* Begin RECORD LIST *

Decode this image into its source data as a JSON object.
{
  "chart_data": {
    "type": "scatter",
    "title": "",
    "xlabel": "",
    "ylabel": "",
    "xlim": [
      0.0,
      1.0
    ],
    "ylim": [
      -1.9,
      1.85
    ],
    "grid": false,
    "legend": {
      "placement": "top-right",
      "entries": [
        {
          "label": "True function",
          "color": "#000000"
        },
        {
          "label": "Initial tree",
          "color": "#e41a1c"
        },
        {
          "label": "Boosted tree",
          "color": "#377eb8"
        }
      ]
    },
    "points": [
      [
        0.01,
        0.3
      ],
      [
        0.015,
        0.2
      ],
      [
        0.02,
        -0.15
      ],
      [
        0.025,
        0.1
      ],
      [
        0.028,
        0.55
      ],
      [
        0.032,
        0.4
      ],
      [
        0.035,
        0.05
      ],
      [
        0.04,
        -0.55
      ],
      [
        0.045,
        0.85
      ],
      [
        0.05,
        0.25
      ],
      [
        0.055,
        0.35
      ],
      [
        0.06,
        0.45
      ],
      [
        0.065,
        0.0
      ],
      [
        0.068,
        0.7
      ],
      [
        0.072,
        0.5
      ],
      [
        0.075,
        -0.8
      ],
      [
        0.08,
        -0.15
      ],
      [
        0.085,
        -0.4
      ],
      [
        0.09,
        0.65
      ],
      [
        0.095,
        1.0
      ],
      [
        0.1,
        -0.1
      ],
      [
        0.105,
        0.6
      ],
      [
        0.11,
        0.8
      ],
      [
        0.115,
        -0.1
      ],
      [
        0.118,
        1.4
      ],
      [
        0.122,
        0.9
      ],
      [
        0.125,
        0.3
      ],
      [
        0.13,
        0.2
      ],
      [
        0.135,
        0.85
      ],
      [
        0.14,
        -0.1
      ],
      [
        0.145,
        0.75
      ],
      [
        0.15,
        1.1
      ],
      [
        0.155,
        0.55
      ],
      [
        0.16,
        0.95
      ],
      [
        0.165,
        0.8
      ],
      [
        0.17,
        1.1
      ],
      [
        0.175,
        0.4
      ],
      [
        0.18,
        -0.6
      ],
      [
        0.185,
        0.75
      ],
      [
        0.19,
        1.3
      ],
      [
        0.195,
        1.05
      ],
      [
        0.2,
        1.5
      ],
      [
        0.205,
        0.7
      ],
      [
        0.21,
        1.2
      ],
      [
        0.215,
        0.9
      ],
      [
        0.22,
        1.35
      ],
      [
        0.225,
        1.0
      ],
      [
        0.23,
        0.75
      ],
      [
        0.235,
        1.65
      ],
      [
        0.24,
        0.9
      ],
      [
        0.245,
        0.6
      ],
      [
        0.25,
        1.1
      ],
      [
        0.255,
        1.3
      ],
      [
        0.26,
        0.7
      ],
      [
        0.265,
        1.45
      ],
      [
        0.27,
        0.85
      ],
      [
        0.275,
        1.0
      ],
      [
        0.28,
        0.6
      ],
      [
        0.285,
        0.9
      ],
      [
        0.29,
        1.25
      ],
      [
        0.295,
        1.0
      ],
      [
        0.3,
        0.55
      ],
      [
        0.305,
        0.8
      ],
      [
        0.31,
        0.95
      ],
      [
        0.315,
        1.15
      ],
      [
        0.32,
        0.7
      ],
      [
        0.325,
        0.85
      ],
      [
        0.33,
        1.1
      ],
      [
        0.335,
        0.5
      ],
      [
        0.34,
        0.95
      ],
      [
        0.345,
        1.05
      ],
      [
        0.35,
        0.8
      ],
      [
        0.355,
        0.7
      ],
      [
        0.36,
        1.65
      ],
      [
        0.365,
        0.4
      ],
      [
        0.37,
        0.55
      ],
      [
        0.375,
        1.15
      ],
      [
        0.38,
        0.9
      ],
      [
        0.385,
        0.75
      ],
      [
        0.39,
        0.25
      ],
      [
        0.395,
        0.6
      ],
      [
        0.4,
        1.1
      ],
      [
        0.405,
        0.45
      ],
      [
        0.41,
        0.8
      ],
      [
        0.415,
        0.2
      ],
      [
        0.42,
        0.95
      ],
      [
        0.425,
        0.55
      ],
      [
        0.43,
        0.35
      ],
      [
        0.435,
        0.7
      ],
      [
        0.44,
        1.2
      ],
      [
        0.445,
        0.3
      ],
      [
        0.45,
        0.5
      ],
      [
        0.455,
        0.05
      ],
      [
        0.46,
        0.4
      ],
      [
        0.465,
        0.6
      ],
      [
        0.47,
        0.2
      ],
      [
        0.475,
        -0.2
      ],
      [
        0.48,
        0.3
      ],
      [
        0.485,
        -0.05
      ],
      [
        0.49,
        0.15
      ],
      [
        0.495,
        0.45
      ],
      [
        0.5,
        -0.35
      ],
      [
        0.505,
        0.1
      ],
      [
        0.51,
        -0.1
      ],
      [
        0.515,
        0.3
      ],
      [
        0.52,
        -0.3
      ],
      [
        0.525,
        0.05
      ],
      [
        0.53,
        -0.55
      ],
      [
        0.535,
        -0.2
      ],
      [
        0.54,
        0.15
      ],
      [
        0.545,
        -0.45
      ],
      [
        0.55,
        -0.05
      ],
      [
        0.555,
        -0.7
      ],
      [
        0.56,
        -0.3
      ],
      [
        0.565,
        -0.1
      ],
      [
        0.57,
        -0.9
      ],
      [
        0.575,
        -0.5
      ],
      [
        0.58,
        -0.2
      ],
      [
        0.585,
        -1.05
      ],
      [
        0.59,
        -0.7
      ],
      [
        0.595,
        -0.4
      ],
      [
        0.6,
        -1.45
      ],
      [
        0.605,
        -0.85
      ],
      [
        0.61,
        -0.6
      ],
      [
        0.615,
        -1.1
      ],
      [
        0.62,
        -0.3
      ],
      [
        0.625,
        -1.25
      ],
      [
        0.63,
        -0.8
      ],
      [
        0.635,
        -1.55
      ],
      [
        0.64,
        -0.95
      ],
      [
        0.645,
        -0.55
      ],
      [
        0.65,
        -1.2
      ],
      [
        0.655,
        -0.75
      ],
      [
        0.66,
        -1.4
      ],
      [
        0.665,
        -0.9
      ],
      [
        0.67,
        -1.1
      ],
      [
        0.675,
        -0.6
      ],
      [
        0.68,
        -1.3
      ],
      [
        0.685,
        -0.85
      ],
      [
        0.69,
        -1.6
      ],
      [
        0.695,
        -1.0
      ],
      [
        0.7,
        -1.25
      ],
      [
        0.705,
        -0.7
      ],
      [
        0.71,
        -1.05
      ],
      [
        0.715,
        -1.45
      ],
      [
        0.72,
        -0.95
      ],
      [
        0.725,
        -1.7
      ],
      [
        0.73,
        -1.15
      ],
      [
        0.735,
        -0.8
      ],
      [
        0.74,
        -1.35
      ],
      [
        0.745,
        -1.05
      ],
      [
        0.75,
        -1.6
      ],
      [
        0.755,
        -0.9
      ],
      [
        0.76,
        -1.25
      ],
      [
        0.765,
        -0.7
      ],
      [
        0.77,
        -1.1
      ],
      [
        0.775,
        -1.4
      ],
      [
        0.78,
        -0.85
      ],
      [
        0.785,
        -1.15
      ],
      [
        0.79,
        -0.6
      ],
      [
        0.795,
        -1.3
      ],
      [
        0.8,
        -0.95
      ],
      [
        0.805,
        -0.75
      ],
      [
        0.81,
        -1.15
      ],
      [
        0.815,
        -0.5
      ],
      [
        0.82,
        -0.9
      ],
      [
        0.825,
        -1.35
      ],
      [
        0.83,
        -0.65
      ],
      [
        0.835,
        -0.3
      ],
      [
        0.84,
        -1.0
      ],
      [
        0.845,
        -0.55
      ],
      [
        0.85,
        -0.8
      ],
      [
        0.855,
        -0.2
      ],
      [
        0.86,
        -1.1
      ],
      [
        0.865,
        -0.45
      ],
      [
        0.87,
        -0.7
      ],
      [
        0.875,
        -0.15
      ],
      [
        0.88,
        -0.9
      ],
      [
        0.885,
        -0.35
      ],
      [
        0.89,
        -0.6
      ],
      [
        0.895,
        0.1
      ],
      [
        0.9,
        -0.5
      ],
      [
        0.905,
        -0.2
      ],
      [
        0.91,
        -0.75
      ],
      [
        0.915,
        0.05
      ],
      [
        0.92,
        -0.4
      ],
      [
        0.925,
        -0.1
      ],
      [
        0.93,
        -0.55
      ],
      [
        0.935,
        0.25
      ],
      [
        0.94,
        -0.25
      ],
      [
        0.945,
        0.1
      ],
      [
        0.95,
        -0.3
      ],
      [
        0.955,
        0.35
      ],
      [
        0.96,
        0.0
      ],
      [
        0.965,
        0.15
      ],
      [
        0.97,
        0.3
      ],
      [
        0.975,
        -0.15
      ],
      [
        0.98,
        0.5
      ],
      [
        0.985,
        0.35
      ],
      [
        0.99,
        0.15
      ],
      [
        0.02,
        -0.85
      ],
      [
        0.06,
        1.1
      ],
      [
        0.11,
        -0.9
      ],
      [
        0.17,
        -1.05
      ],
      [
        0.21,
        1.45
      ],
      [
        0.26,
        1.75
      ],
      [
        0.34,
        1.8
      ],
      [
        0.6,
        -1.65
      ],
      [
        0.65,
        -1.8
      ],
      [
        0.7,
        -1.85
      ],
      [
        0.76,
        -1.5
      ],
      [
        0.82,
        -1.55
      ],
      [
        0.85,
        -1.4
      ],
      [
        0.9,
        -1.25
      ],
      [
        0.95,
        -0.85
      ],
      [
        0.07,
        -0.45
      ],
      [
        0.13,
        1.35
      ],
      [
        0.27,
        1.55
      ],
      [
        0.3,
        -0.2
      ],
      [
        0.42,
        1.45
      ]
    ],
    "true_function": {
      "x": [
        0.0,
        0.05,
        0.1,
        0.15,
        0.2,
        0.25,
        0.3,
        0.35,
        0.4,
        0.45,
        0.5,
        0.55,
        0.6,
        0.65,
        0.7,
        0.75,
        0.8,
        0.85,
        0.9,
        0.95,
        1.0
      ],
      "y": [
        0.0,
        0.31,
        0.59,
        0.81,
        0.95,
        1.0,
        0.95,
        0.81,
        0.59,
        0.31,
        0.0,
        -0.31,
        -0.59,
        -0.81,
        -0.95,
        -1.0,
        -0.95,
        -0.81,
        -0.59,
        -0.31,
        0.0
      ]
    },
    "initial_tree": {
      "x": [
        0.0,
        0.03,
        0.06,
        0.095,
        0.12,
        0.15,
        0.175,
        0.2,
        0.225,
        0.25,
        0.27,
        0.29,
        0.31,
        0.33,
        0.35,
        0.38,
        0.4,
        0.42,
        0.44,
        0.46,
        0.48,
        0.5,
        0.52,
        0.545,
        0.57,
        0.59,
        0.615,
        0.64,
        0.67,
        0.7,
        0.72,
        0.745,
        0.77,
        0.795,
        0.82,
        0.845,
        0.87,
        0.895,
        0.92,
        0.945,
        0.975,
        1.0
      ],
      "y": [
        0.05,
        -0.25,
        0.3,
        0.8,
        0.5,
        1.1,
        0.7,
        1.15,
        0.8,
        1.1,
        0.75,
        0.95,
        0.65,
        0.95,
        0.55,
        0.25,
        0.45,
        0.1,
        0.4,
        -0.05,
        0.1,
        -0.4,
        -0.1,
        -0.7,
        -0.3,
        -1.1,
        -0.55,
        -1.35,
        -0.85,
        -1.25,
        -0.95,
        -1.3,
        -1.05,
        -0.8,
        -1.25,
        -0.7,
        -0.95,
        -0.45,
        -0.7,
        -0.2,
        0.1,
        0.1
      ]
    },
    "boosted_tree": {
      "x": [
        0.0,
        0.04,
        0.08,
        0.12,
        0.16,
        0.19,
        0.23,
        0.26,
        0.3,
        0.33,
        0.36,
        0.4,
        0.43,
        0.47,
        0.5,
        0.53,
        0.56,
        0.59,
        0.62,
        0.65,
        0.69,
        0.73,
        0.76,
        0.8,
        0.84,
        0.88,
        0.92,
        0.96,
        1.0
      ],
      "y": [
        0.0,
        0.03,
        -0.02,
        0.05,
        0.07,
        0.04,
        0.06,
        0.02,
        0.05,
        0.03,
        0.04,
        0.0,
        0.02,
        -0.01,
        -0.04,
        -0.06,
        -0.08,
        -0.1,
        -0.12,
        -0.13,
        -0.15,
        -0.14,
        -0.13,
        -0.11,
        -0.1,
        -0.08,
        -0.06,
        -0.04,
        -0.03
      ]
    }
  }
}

* End RECORD LIST *

▶ _YOUR GOAL_
Lines that hold "color" are the ones to copy; find all of them.

▶ _RESPONSE TO THE EXERCISE_
          "color": "#000000"
          "color": "#e41a1c"
          "color": "#377eb8"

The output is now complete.